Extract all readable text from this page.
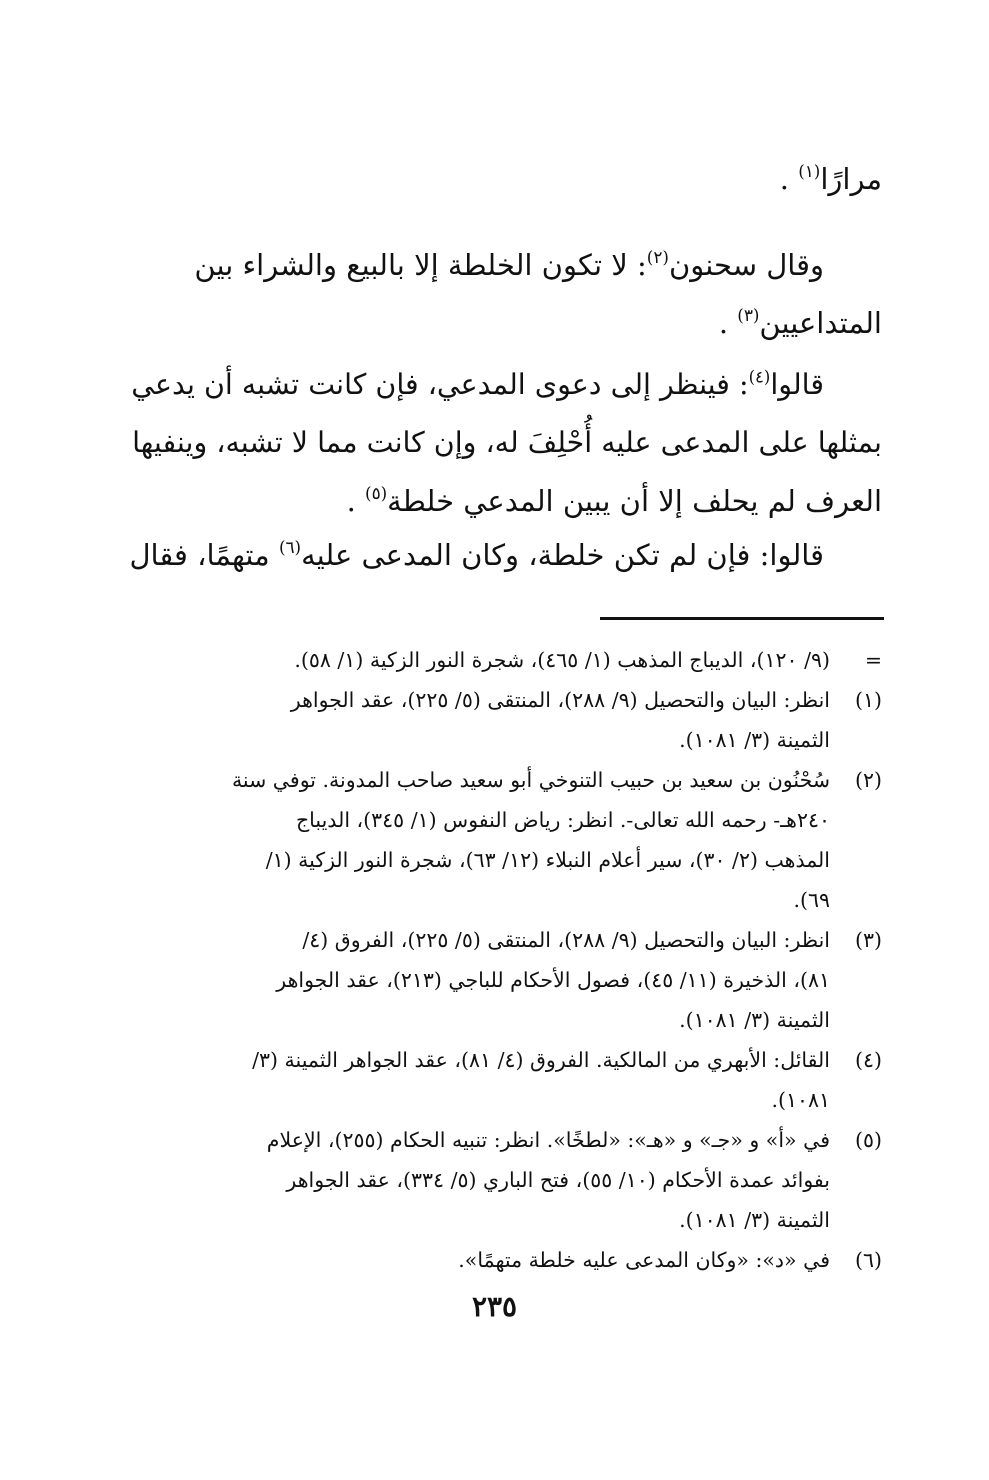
مرارًا$^{(١)}$ .
وقال سحنون$^{(٢)}$: لا تكون الخلطة إلا بالبيع والشراء بين
المتداعيين$^{(٣)}$ .
قالوا$^{(٤)}$: فينظر إلى دعوى المدعي، فإن كانت تشبه أن يدعي
بمثلها على المدعى عليه أُحْلِفَ له، وإن كانت مما لا تشبه، وينفيها
العرف لم يحلف إلا أن يبين المدعي خلطة$^{(٥)}$ .
قالوا: فإن لم تكن خلطة، وكان المدعى عليه$^{(٦)}$ متهمًا، فقال
=
(٩/ ١٢٠)، الديباج المذهب (١/ ٤٦٥)، شجرة النور الزكية (١/ ٥٨).
(١)
انظر: البيان والتحصيل (٩/ ٢٨٨)، المنتقى (٥/ ٢٢٥)، عقد الجواهر
الثمينة (٣/ ١٠٨١).
(٢)
سُحْنُون بن سعيد بن حبيب التنوخي أبو سعيد صاحب المدونة. توفي سنة
٢٤٠هـ- رحمه الله تعالى-. انظر: رياض النفوس (١/ ٣٤٥)، الديباج
المذهب (٢/ ٣٠)، سير أعلام النبلاء (١٢/ ٦٣)، شجرة النور الزكية (١/
٦٩).
(٣)
انظر: البيان والتحصيل (٩/ ٢٨٨)، المنتقى (٥/ ٢٢٥)، الفروق (٤/
٨١)، الذخيرة (١١/ ٤٥)، فصول الأحكام للباجي (٢١٣)، عقد الجواهر
الثمينة (٣/ ١٠٨١).
(٤)
القائل: الأبهري من المالكية. الفروق (٤/ ٨١)، عقد الجواهر الثمينة (٣/
١٠٨١).
(٥)
في «أ» و «جـ» و «هـ»: «لطخًا». انظر: تنبيه الحكام (٢٥٥)، الإعلام
بفوائد عمدة الأحكام (١٠/ ٥٥)، فتح الباري (٥/ ٣٣٤)، عقد الجواهر
الثمينة (٣/ ١٠٨١).
(٦)
في «د»: «وكان المدعى عليه خلطة متهمًا».
٢٣٥
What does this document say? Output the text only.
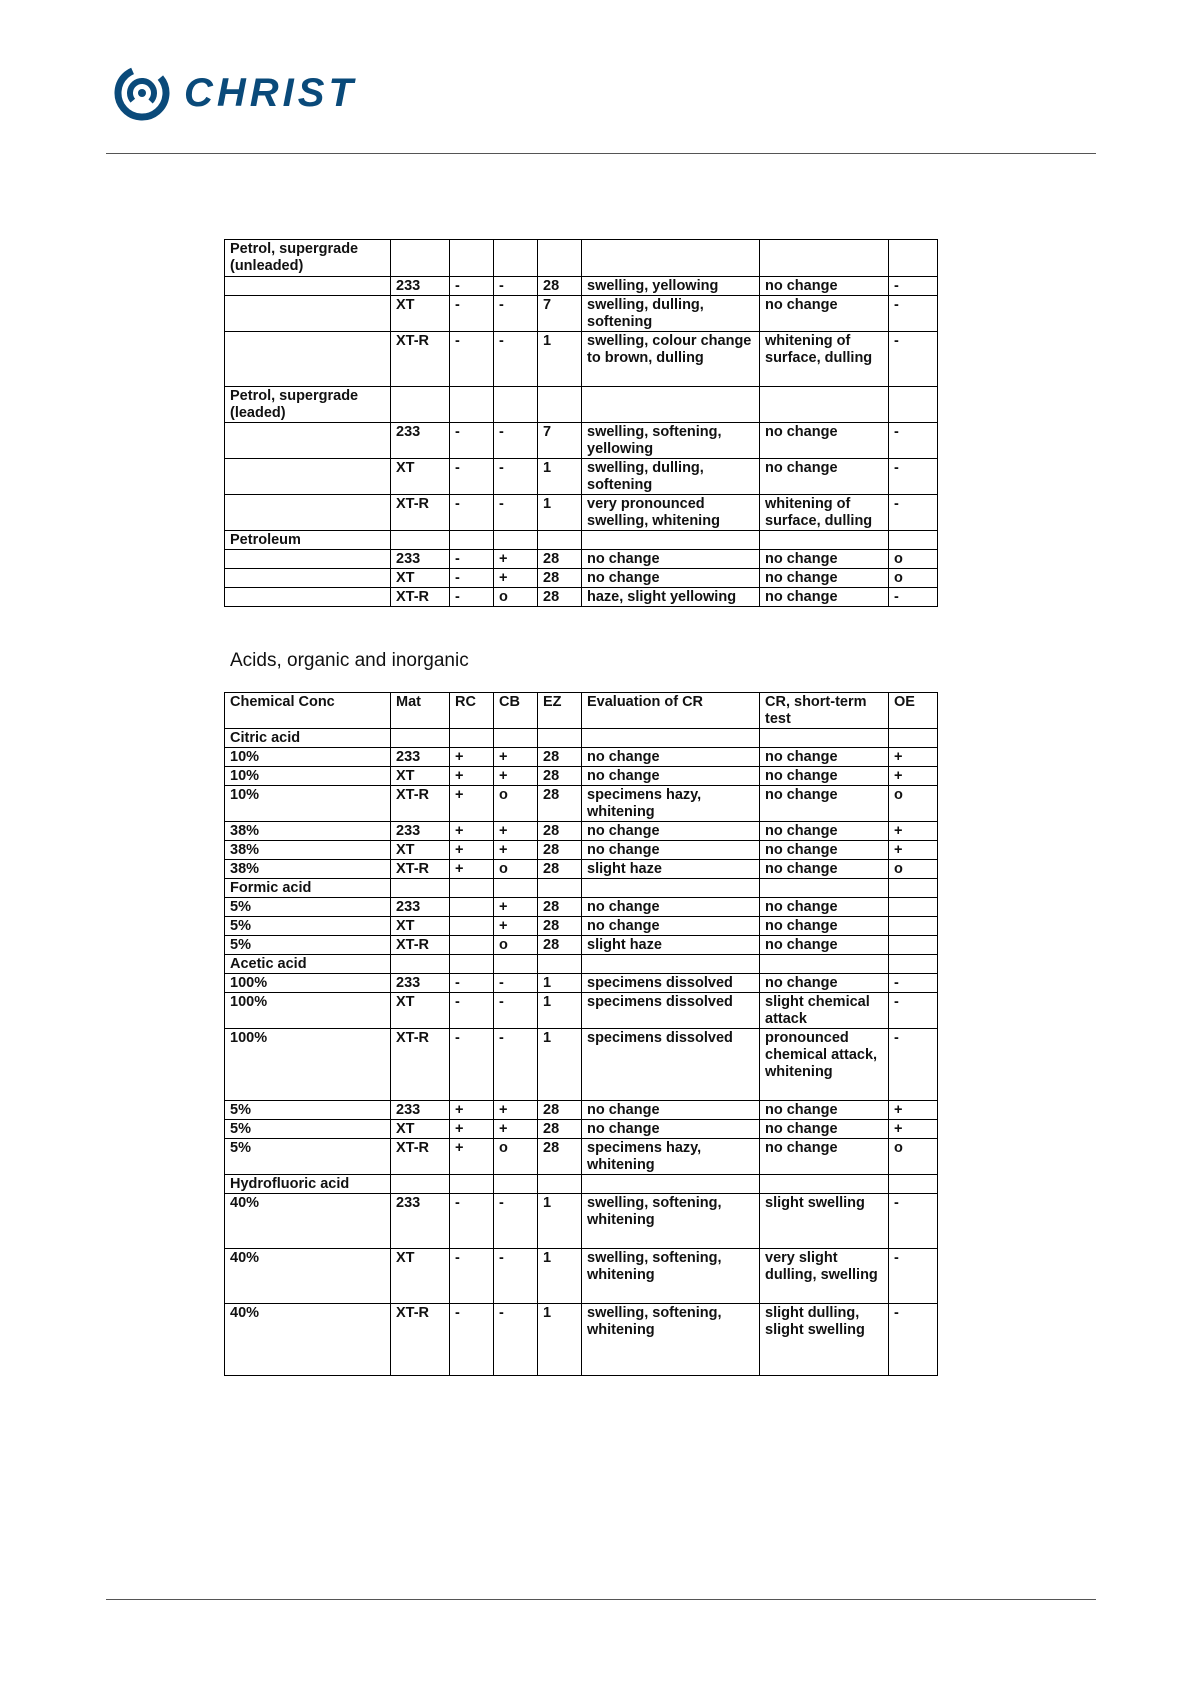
CHRIST
Petrol, supergrade (unleaded)							
	233	-	-	28	swelling, yellowing	no change	-
	XT	-	-	7	swelling, dulling, softening	no change	-
	XT-R	-	-	1	swelling, colour change to brown, dulling	whitening of surface, dulling	-
Petrol, supergrade (leaded)							
	233	-	-	7	swelling, softening, yellowing	no change	-
	XT	-	-	1	swelling, dulling, softening	no change	-
	XT-R	-	-	1	very pronounced swelling, whitening	whitening of surface, dulling	-
Petroleum							
	233	-	+	28	no change	no change	o
	XT	-	+	28	no change	no change	o
	XT-R	-	o	28	haze, slight yellowing	no change	-
Acids, organic and inorganic
Chemical Conc	Mat	RC	CB	EZ	Evaluation of CR	CR, short-term test	OE
Citric acid							
10%	233	+	+	28	no change	no change	+
10%	XT	+	+	28	no change	no change	+
10%	XT-R	+	o	28	specimens hazy, whitening	no change	o
38%	233	+	+	28	no change	no change	+
38%	XT	+	+	28	no change	no change	+
38%	XT-R	+	o	28	slight haze	no change	o
Formic acid							
5%	233		+	28	no change	no change	
5%	XT		+	28	no change	no change	
5%	XT-R		o	28	slight haze	no change	
Acetic acid							
100%	233	-	-	1	specimens dissolved	no change	-
100%	XT	-	-	1	specimens dissolved	slight chemical attack	-
100%	XT-R	-	-	1	specimens dissolved	pronounced chemical attack, whitening	-
5%	233	+	+	28	no change	no change	+
5%	XT	+	+	28	no change	no change	+
5%	XT-R	+	o	28	specimens hazy, whitening	no change	o
Hydrofluoric acid							
40%	233	-	-	1	swelling, softening, whitening	slight swelling	-
40%	XT	-	-	1	swelling, softening, whitening	very slight dulling, swelling	-
40%	XT-R	-	-	1	swelling, softening, whitening	slight dulling, slight swelling	-
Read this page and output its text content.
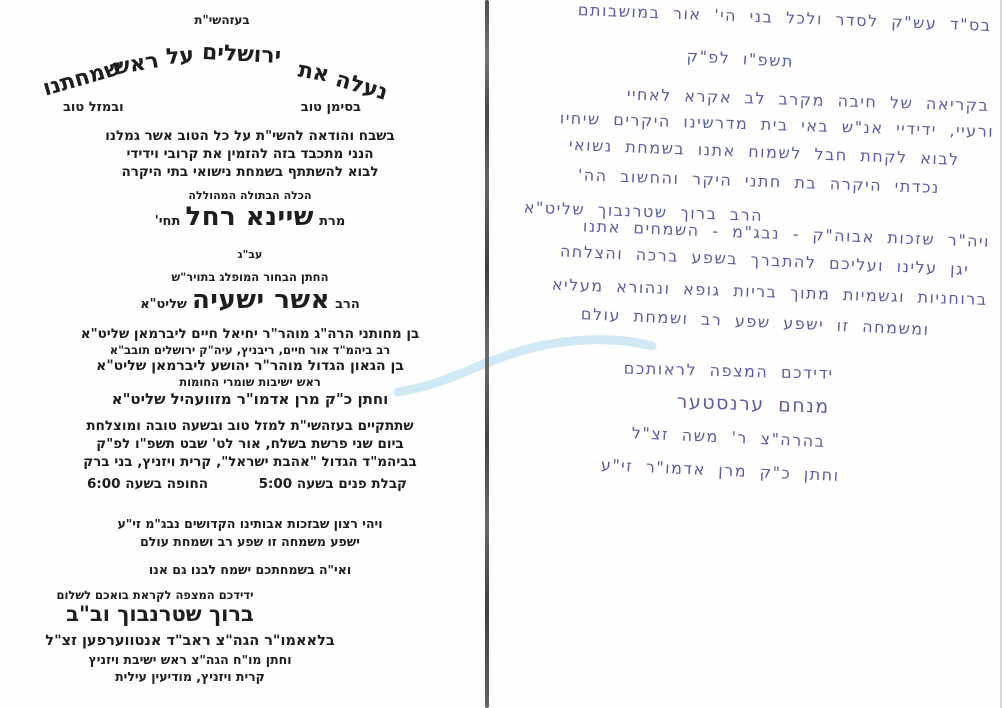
בעזהשי"ת
נעלה
את
ירושלים
על
ראש
שמחתנו
בסימן טוב
ובמזל טוב
בשבח והודאה להשי"ת על כל הטוב אשר גמלנו
הנני מתכבד בזה להזמין את קרובי וידידי
לבוא להשתתף בשמחת נישואי בתי היקרה
הכלה הבתולה המהוללה
מרת שיינא רחל תחי'
עב"ג
החתן הבחור המופלג בתויר"ש
הרב אשר ישעיה שליט"א
בן מחותני הרה"ג מוהר"ר יחיאל חיים ליברמאן שליט"א
רב ביהמ"ד אור חיים, ריבניץ, עיה"ק ירושלים תובב"א
בן הגאון הגדול מוהר"ר יהושע ליברמאן שליט"א
ראש ישיבות שומרי החומות
וחתן כ"ק מרן אדמו"ר מזוועהיל שליט"א
שתתקיים בעזהשי"ת למזל טוב ובשעה טובה ומוצלחת
ביום שני פרשת בשלח, אור לט' שבט תשפ"ו לפ"ק
בביהמ"ד הגדול "אהבת ישראל", קרית ויזניץ, בני ברק
קבלת פנים בשעה 5:00
החופה בשעה 6:00
ויהי רצון שבזכות אבותינו הקדושים נבג"מ זי"ע
ישפע משמחה זו שפע רב ושמחת עולם
ואי"ה בשמחתכם ישמח לבנו גם אנו
ידידכם המצפה לקראת בואכם לשלום
ברוך שטרנבוך וב"ב
בלאאמו"ר הגה"צ ראב"ד אנטווערפען זצ"ל
וחתן מו"ח הגה"צ ראש ישיבת ויזניץ
קרית ויזניץ, מודיעין עילית
בס"ד עש"ק לסדר ולכל בני הי' אור במושבותם
תשפ"ו לפ"ק
בקריאה של חיבה מקרב לב אקרא לאחיי
ורעיי, ידידיי אנ"ש באי בית מדרשינו היקרים שיחיו
לבוא לקחת חבל לשמוח אתנו בשמחת נשואי
נכדתי היקרה בת חתני היקר והחשוב הה'
הרב ברוך שטרנבוך שליט"א
ויה"ר שזכות אבוה"ק - נבג"מ - השמחים אתנו
יגן עלינו ועליכם להתברך בשפע ברכה והצלחה
ברוחניות וגשמיות מתוך בריות גופא ונהורא מעליא
ומשמחה זו ישפע שפע רב ושמחת עולם
ידידכם המצפה לראותכם
מנחם ערנסטער
בהרה"צ ר' משה זצ"ל
וחתן כ"ק מרן אדמו"ר זי"ע
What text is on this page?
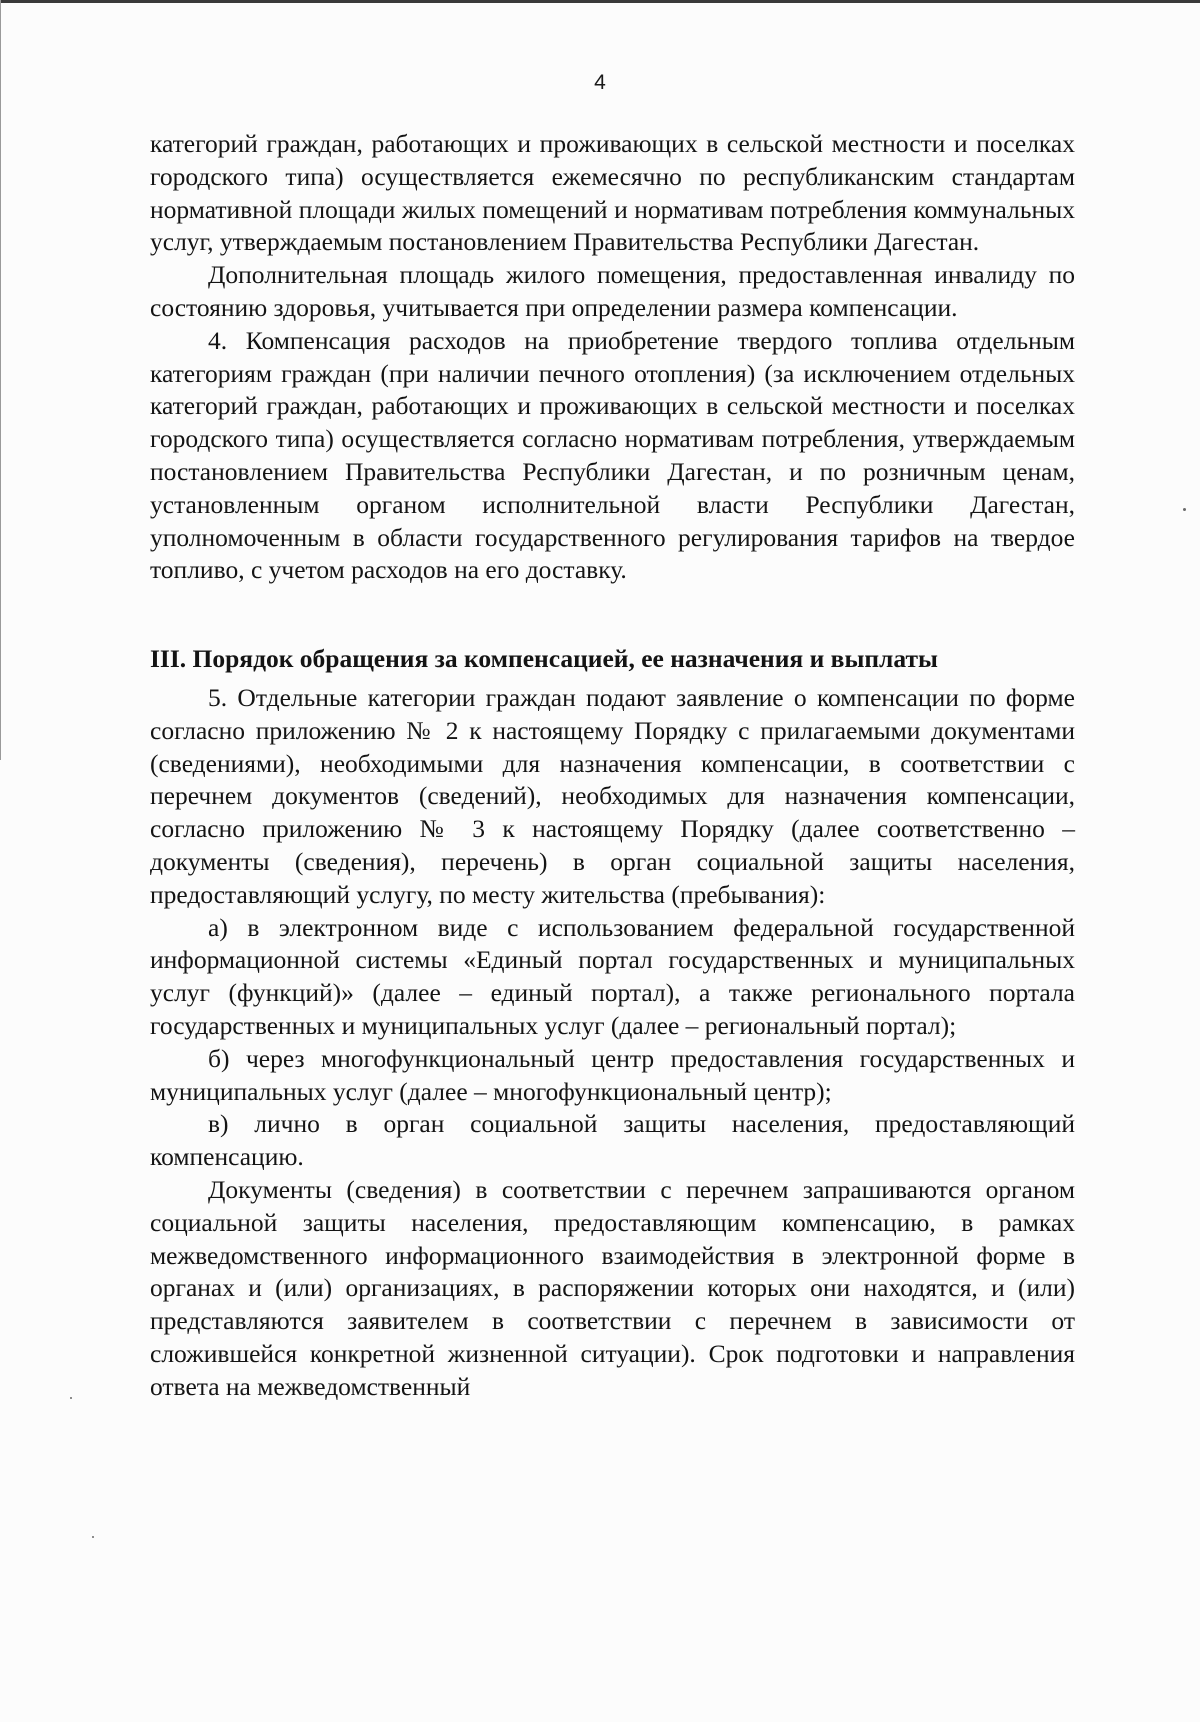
4

категорий граждан, работающих и проживающих в сельской местности и поселках городского типа) осуществляется ежемесячно по республиканским стандартам нормативной площади жилых помещений и нормативам потребления коммунальных услуг, утверждаемым постановлением Правительства Республики Дагестан.

Дополнительная площадь жилого помещения, предоставленная инвалиду по состоянию здоровья, учитывается при определении размера компенсации.

4. Компенсация расходов на приобретение твердого топлива отдельным категориям граждан (при наличии печного отопления) (за исключением отдельных категорий граждан, работающих и проживающих в сельской местности и поселках городского типа) осуществляется согласно нормативам потребления, утверждаемым постановлением Правительства Республики Дагестан, и по розничным ценам, установленным органом исполнительной власти Республики Дагестан, уполномоченным в области государственного регулирования тарифов на твердое топливо, с учетом расходов на его доставку.

III. Порядок обращения за компенсацией, ее назначения и выплаты

5. Отдельные категории граждан подают заявление о компенсации по форме согласно приложению № 2 к настоящему Порядку с прилагаемыми документами (сведениями), необходимыми для назначения компенсации, в соответствии с перечнем документов (сведений), необходимых для назначения компенсации, согласно приложению № 3 к настоящему Порядку (далее соответственно – документы (сведения), перечень) в орган социальной защиты населения, предоставляющий услугу, по месту жительства (пребывания):

а) в электронном виде с использованием федеральной государственной информационной системы «Единый портал государственных и муниципальных услуг (функций)» (далее – единый портал), а также регионального портала государственных и муниципальных услуг (далее – региональный портал);

б) через многофункциональный центр предоставления государственных и муниципальных услуг (далее – многофункциональный центр);

в) лично в орган социальной защиты населения, предоставляющий компенсацию.

Документы (сведения) в соответствии с перечнем запрашиваются органом социальной защиты населения, предоставляющим компенсацию, в рамках межведомственного информационного взаимодействия в электронной форме в органах и (или) организациях, в распоряжении которых они находятся, и (или) представляются заявителем в соответствии с перечнем в зависимости от сложившейся конкретной жизненной ситуации). Срок подготовки и направления ответа на межведомственный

■ **The exercise**:
Pick out all the lines with the word "عليه" in them and copy them.

■ **Response to the exercise**:
بمثلها على المدعى عليه أُحْلِفَ له، وإن كانت مما لا تشبه، وينفيها
قالوا: فإن لم تكن خلطة، وكان المدعى عليه$^{(٦)}$ متهمًا، فقال
في «د»: «وكان المدعى عليه خلطة متهمًا».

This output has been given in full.